>> BEGIN SUPPLIED RECORDS
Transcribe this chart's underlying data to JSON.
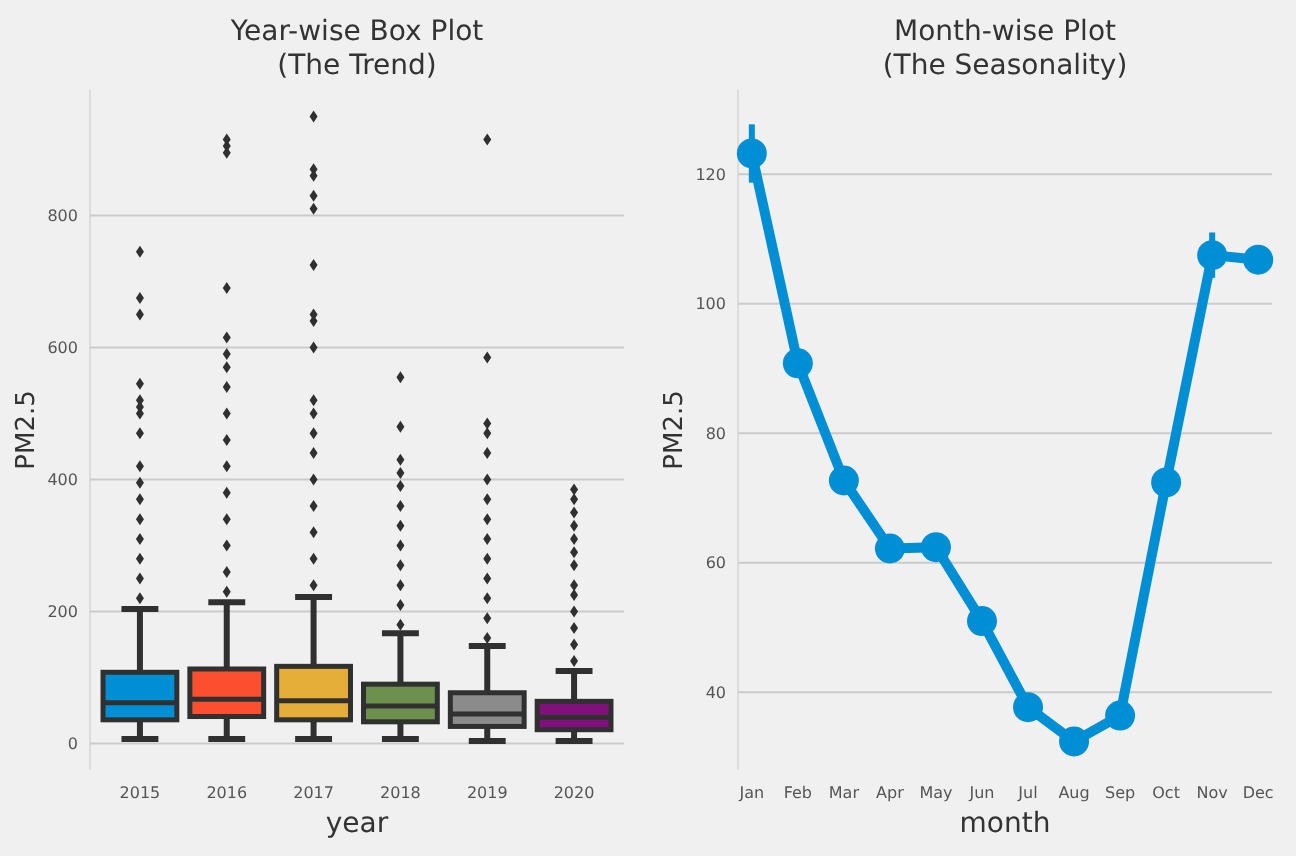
{
  "chart_data": [
    {
      "type": "box",
      "title": "Year-wise Box Plot\n(The Trend)",
      "xlabel": "year",
      "ylabel": "PM2.5",
      "categories": [
        "2015",
        "2016",
        "2017",
        "2018",
        "2019",
        "2020"
      ],
      "colors": [
        "#008fd5",
        "#fc4f30",
        "#e5ae38",
        "#6d904f",
        "#8b8b8b",
        "#810f7c"
      ],
      "boxes": [
        {
          "low": 7,
          "q1": 36,
          "median": 62,
          "q3": 108,
          "high": 204,
          "outliers": [
            220,
            250,
            280,
            310,
            340,
            370,
            395,
            420,
            470,
            500,
            510,
            520,
            545,
            650,
            675,
            745
          ]
        },
        {
          "low": 7,
          "q1": 41,
          "median": 67,
          "q3": 113,
          "high": 214,
          "outliers": [
            230,
            260,
            300,
            340,
            380,
            420,
            460,
            500,
            540,
            570,
            590,
            615,
            690,
            895,
            905,
            915
          ]
        },
        {
          "low": 7,
          "q1": 36,
          "median": 65,
          "q3": 117,
          "high": 222,
          "outliers": [
            240,
            280,
            320,
            360,
            400,
            440,
            470,
            500,
            520,
            600,
            640,
            650,
            725,
            810,
            830,
            860,
            870,
            950
          ]
        },
        {
          "low": 7,
          "q1": 33,
          "median": 57,
          "q3": 90,
          "high": 167,
          "outliers": [
            180,
            210,
            240,
            270,
            300,
            330,
            360,
            390,
            410,
            430,
            480,
            555
          ]
        },
        {
          "low": 4,
          "q1": 26,
          "median": 45,
          "q3": 77,
          "high": 148,
          "outliers": [
            160,
            190,
            220,
            250,
            280,
            310,
            340,
            370,
            400,
            440,
            470,
            485,
            585,
            915
          ]
        },
        {
          "low": 4,
          "q1": 21,
          "median": 40,
          "q3": 64,
          "high": 110,
          "outliers": [
            125,
            150,
            175,
            200,
            225,
            240,
            270,
            290,
            310,
            330,
            350,
            370,
            385
          ]
        }
      ],
      "ylim": [
        -40,
        990
      ],
      "yticks": [
        0,
        200,
        400,
        600,
        800
      ],
      "grid": "y"
    },
    {
      "type": "line",
      "title": "Month-wise Plot\n(The Seasonality)",
      "xlabel": "month",
      "ylabel": "PM2.5",
      "categories": [
        "Jan",
        "Feb",
        "Mar",
        "Apr",
        "May",
        "Jun",
        "Jul",
        "Aug",
        "Sep",
        "Oct",
        "Nov",
        "Dec"
      ],
      "series": [
        {
          "color": "#008fd5",
          "values": [
            123.2,
            90.8,
            72.7,
            62.2,
            62.4,
            51.0,
            37.7,
            32.4,
            36.4,
            72.4,
            107.5,
            106.8
          ],
          "errors": [
            4.5,
            null,
            null,
            null,
            null,
            null,
            null,
            null,
            null,
            null,
            3.5,
            null
          ]
        }
      ],
      "marker": "circle",
      "ylim": [
        28,
        133
      ],
      "yticks": [
        40,
        60,
        80,
        100,
        120
      ],
      "grid": "y"
    }
  ]
}
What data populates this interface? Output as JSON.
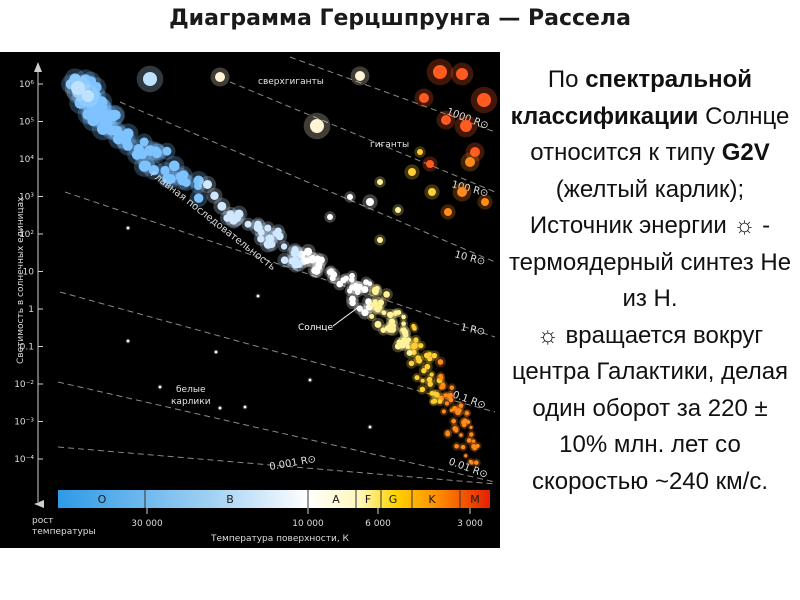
{
  "title": "Диаграмма Герцшпрунга — Рассела",
  "diagram": {
    "y_axis_label": "Светимость в солнечных единицах",
    "y_ticks": [
      "10⁶",
      "10⁵",
      "10⁴",
      "10³",
      "10²",
      "10",
      "1",
      "0.1",
      "10⁻²",
      "10⁻³",
      "10⁻⁴"
    ],
    "x_axis_label": "Температура поверхности, К",
    "x_ticks": [
      "30 000",
      "10 000",
      "6 000",
      "3 000"
    ],
    "temp_growth_label": [
      "рост",
      "температуры"
    ],
    "spectral_classes": [
      "O",
      "B",
      "A",
      "F",
      "G",
      "K",
      "M"
    ],
    "radius_lines": [
      "1000 R⊙",
      "100 R⊙",
      "10 R⊙",
      "1 R⊙",
      "0.1 R⊙",
      "0.01 R⊙",
      "0.001 R⊙"
    ],
    "labels": {
      "supergiants": "сверхгиганты",
      "giants": "гиганты",
      "main_sequence": "главная последовательность",
      "sun": "Солнце",
      "white_dwarfs": [
        "белые",
        "карлики"
      ]
    }
  },
  "text": {
    "p1_pre": "По ",
    "p1_bold": "спектральной классификации",
    "p1_mid": " Солнце относится к типу ",
    "p1_bold2": "G2V",
    "p1_post": " (желтый карлик);",
    "p2": "Источник энергии ☼ - термоядерный синтез He из H.",
    "p3": "☼ вращается вокруг центра Галактики, делая один оборот за 220 ± 10% млн. лет со скоростью ~240 км/с."
  },
  "colors": {
    "background": "#000000",
    "O": "#3aa0e8",
    "B": "#a8d4f4",
    "A": "#ffffff",
    "F": "#fff6b0",
    "G": "#ffd400",
    "K": "#ff8c00",
    "M": "#e02000"
  }
}
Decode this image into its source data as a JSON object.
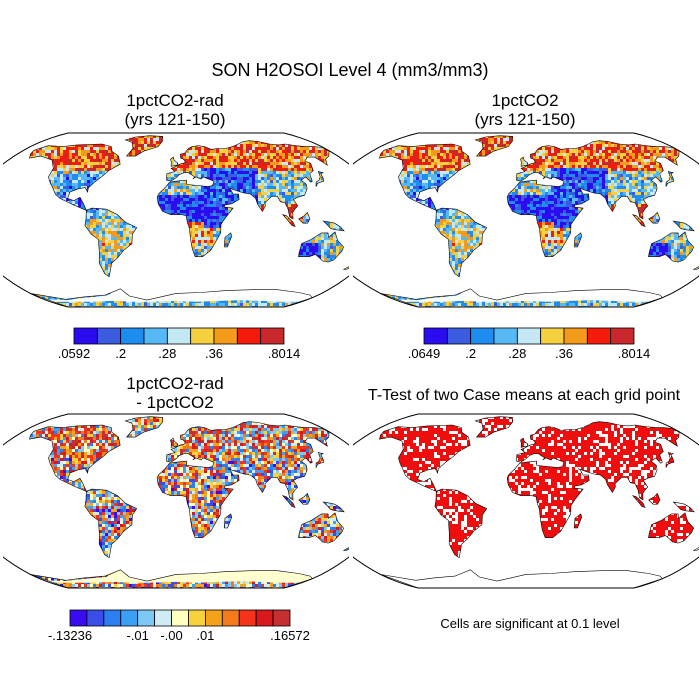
>> END SUPPLIED RECORDS
**EXERCISE:** Report how many lines of the listing hold the string "high", giving only the number.

**WRITTEN REPLY:** 6